Material for the task:
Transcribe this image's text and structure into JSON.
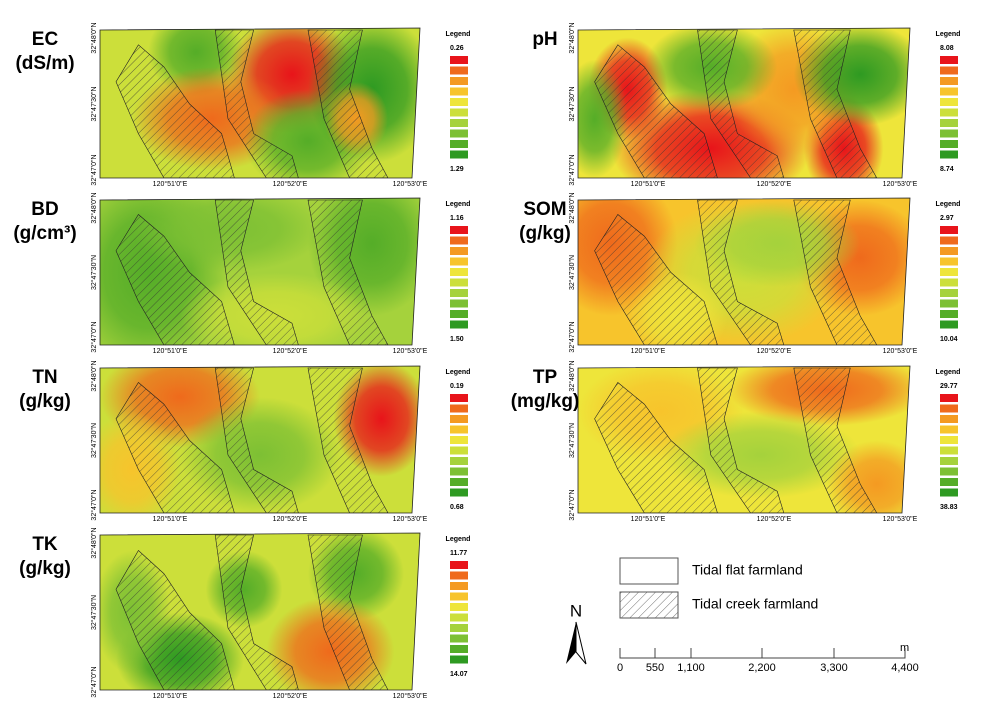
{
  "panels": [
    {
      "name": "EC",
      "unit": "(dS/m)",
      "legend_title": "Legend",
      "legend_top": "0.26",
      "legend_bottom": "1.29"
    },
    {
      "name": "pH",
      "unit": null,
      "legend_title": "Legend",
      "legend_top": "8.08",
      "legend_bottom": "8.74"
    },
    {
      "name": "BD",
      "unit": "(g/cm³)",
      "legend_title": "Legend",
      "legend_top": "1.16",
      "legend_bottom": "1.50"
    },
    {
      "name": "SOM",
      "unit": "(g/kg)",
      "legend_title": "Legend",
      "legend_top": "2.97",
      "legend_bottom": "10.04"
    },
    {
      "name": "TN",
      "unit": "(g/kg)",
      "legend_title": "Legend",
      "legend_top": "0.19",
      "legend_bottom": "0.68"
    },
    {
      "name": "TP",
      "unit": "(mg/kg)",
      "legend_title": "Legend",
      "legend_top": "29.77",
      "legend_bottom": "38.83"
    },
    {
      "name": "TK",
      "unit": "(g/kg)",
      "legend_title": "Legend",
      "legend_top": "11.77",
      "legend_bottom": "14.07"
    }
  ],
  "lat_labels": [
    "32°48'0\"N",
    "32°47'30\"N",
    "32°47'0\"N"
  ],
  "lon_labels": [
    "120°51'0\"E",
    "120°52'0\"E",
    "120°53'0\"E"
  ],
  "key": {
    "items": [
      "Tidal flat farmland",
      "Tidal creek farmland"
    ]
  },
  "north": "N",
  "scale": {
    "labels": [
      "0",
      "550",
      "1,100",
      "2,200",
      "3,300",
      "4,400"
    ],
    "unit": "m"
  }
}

--

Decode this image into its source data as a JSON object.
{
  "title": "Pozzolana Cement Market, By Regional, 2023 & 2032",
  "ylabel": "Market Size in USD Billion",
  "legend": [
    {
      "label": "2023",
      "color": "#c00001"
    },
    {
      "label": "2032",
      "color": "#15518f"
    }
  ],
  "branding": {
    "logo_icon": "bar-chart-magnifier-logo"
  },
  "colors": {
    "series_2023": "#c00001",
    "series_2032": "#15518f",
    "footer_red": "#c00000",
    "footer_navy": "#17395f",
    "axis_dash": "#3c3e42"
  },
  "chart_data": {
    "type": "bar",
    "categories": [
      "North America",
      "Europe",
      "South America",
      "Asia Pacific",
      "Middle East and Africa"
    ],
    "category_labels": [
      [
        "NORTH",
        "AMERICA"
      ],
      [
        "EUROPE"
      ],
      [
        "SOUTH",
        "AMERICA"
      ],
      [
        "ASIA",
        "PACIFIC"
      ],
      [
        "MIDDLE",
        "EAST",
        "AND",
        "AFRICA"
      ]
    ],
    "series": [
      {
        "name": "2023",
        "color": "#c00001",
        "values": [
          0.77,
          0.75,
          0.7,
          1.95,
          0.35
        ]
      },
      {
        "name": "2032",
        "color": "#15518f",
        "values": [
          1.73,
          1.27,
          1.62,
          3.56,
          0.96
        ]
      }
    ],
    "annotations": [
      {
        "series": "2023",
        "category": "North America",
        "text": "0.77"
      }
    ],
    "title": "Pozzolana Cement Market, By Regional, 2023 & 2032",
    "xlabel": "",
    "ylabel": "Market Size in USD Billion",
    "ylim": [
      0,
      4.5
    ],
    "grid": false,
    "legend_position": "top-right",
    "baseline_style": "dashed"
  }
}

Aim of the task:
Scan the material above. Return every line containing the string "farmland".

The reply:
      "Tidal flat farmland",
      "Tidal creek farmland"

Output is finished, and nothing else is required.